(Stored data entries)
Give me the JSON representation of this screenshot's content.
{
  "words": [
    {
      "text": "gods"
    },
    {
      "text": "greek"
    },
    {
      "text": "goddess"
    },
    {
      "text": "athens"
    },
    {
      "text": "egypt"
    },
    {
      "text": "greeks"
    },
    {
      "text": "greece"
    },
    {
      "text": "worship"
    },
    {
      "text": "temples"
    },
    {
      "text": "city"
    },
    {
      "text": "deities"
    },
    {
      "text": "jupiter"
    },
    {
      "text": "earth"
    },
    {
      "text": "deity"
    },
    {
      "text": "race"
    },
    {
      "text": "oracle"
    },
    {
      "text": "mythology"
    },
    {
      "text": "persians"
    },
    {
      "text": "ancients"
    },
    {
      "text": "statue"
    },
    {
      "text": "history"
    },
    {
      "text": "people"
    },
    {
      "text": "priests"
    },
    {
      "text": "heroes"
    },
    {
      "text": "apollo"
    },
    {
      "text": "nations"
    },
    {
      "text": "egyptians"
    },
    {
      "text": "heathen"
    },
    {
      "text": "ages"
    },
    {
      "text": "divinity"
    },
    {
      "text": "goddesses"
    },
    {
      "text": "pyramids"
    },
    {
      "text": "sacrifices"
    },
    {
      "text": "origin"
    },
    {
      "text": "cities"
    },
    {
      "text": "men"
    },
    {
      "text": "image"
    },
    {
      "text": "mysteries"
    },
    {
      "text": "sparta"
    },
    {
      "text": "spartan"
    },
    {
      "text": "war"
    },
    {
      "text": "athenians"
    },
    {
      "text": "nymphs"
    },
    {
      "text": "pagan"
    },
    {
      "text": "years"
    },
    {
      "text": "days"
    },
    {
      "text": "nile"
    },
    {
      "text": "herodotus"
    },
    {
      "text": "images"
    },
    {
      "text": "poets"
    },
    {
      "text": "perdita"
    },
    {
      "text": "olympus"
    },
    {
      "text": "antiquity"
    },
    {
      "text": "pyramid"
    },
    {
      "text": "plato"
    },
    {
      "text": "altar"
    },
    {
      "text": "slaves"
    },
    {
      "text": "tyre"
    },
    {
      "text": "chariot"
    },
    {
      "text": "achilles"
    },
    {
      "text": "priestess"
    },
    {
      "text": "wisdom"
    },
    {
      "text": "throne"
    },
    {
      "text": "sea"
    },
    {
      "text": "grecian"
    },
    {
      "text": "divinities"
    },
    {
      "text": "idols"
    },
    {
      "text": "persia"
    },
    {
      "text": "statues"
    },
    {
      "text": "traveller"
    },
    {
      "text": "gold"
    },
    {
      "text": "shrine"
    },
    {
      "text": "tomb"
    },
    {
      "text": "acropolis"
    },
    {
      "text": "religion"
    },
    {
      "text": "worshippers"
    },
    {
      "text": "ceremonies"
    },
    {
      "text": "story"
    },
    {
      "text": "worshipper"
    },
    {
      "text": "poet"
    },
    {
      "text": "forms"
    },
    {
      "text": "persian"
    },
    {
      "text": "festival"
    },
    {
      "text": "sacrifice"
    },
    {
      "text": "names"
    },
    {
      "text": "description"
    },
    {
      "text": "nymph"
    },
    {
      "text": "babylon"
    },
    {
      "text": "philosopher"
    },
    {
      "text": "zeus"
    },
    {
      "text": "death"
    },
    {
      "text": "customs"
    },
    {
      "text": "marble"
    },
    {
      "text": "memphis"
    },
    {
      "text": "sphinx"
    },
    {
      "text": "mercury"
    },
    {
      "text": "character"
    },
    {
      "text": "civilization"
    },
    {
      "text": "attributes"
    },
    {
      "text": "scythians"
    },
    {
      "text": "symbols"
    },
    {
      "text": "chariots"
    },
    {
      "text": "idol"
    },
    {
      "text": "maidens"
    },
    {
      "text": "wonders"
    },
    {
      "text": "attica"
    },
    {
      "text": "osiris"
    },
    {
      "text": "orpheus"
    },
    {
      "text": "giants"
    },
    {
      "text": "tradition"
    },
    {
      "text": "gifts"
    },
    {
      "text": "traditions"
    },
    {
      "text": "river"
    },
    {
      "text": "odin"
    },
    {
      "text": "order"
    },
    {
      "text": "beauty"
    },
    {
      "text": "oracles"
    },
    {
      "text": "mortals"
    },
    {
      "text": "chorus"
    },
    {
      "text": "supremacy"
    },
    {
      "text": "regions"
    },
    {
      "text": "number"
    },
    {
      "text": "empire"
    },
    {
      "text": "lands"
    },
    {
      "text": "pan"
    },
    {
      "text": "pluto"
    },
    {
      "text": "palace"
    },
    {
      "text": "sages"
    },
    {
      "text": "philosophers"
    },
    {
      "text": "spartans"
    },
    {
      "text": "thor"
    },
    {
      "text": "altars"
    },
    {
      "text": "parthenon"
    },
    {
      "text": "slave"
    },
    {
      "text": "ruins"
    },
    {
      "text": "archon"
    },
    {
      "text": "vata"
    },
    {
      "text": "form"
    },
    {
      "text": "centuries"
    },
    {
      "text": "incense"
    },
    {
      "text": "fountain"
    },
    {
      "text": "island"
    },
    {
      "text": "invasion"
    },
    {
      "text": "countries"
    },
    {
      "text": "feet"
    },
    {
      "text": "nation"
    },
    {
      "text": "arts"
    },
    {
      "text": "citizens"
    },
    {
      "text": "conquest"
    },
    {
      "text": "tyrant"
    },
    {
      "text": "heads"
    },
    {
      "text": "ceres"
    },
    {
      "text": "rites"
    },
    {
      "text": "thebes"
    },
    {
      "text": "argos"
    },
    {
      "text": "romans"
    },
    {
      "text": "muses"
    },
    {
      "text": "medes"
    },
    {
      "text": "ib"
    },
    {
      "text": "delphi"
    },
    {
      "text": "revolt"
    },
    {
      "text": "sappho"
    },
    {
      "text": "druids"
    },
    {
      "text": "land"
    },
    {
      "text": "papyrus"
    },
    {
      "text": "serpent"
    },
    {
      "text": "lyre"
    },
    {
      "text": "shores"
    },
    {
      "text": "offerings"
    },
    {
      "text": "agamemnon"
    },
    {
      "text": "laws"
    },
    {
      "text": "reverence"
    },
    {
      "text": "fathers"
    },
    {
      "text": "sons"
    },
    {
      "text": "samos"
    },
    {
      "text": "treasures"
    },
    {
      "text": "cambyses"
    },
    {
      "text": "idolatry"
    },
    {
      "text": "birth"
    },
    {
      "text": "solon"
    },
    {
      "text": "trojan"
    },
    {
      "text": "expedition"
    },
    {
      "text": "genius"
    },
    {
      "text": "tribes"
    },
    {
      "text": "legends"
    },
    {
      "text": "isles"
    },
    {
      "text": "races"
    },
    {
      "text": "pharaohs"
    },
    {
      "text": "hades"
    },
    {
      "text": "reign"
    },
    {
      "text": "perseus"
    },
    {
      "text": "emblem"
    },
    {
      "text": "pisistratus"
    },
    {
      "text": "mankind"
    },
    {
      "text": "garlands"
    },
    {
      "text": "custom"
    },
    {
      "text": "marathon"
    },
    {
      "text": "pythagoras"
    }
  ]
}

==

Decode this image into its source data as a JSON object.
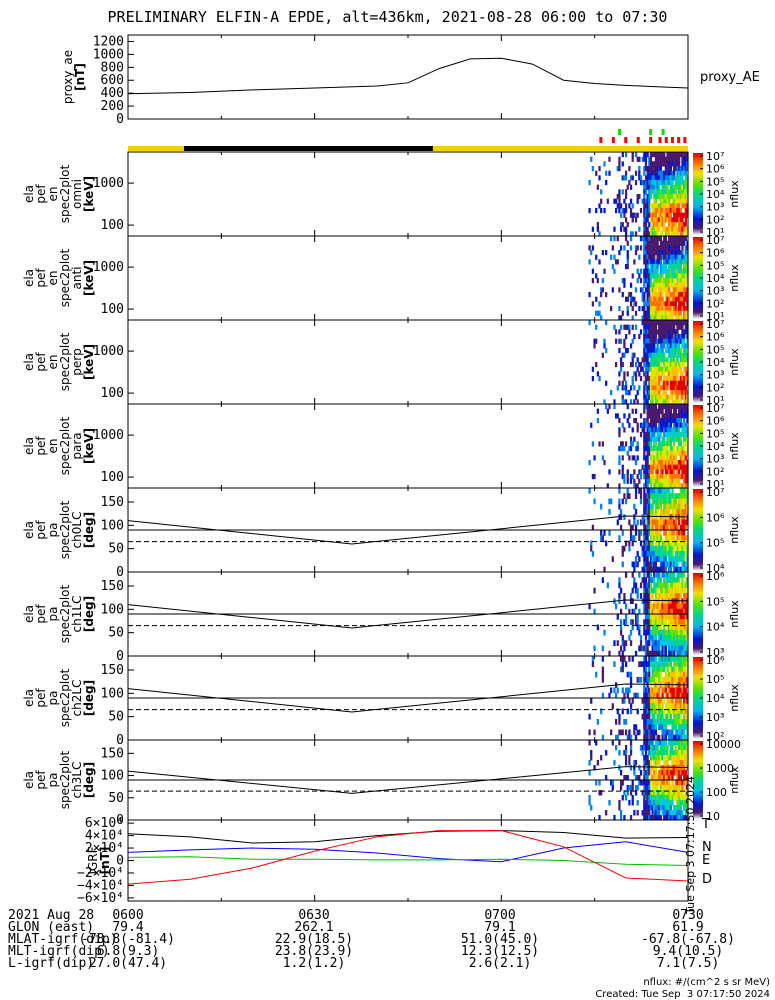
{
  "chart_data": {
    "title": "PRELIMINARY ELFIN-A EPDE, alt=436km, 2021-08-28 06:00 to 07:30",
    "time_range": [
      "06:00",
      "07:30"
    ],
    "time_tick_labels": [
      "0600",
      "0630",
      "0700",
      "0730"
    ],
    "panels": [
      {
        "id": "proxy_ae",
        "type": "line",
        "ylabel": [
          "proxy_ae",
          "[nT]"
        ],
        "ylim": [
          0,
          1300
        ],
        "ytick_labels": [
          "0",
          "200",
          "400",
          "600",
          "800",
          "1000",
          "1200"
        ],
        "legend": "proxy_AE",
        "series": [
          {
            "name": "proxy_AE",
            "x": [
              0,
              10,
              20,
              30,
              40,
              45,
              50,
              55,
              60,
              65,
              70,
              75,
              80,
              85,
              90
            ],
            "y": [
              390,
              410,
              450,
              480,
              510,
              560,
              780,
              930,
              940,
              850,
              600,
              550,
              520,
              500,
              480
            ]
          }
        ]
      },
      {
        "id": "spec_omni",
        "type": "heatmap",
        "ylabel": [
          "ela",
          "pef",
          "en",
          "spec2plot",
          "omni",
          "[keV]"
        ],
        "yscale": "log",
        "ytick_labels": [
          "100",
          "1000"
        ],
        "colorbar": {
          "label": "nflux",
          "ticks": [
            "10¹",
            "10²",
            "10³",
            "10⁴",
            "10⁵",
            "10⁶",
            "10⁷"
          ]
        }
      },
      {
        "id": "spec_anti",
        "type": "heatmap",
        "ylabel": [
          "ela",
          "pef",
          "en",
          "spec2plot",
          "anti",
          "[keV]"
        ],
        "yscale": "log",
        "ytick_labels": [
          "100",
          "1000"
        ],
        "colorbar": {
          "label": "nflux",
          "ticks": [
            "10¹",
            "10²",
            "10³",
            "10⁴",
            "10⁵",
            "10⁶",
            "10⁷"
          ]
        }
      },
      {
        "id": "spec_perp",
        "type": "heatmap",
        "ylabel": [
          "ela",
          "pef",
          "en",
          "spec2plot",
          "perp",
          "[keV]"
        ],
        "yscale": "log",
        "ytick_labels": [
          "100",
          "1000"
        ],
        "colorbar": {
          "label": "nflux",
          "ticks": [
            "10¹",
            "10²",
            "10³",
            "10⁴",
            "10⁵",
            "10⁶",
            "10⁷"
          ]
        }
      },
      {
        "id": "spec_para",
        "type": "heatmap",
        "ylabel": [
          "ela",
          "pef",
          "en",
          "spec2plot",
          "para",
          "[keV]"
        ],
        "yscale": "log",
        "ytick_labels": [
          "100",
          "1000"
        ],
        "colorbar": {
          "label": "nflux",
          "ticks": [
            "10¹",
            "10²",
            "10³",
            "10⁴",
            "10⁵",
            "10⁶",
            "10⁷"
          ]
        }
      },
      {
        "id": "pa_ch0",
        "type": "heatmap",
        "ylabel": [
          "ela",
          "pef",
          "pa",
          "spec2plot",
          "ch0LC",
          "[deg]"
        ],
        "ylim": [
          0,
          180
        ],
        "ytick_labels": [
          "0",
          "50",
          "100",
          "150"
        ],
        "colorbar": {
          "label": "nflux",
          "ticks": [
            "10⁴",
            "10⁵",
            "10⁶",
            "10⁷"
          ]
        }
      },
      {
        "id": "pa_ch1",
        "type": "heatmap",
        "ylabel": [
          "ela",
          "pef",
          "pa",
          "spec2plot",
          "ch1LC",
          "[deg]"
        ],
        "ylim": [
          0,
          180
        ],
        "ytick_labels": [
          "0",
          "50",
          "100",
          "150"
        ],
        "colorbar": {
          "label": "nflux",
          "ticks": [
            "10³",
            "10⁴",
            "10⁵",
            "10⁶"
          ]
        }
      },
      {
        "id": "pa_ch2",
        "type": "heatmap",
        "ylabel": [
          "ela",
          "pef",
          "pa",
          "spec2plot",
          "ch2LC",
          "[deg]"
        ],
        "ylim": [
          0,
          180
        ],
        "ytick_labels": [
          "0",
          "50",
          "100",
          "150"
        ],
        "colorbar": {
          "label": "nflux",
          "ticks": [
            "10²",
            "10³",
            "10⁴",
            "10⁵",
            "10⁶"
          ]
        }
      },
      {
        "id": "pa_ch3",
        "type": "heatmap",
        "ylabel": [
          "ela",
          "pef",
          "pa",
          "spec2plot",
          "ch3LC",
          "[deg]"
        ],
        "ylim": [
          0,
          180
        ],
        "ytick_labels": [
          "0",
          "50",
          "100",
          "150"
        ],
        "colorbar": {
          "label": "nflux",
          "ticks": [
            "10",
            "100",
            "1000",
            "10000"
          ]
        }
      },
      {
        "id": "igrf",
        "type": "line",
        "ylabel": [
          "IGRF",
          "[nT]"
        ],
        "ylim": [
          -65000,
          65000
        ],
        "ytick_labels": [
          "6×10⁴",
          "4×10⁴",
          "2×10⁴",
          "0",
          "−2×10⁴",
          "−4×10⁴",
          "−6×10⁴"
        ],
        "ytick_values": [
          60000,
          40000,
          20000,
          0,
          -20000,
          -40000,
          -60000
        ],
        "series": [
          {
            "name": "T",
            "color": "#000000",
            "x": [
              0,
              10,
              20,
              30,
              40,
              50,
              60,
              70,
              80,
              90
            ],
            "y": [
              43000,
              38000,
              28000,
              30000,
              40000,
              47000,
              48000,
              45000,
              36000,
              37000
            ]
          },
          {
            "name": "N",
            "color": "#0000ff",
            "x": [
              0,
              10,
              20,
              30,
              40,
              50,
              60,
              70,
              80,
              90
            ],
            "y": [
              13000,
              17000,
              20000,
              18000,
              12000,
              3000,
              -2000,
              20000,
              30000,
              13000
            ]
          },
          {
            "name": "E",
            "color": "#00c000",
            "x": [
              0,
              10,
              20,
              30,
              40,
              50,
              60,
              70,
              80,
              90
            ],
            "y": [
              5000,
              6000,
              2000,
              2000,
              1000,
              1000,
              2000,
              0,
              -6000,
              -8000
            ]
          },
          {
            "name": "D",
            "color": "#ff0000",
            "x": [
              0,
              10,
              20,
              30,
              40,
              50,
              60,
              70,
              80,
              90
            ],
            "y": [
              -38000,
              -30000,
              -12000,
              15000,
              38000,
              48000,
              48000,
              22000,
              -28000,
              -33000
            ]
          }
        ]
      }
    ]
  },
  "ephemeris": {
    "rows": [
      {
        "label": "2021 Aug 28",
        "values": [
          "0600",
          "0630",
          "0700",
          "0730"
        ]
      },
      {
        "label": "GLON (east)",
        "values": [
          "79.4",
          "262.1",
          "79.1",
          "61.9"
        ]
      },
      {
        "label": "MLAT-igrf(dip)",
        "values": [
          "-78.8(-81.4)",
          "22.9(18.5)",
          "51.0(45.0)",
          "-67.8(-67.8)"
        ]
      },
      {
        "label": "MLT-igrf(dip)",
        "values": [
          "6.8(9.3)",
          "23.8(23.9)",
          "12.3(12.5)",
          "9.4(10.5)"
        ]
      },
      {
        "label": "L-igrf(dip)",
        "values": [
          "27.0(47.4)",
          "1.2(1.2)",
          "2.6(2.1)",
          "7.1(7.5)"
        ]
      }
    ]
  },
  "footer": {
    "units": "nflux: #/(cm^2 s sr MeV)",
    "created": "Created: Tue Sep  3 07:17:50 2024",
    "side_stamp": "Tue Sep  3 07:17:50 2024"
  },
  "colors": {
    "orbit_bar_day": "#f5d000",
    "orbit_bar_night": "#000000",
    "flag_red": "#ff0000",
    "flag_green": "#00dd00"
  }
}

## [To be done]
From the entries above, copy out every line where the string "this" appears.

## [Task output]
Give me the JSON representation of this screenshot's content.
Decode this image into its source data as a JSON object.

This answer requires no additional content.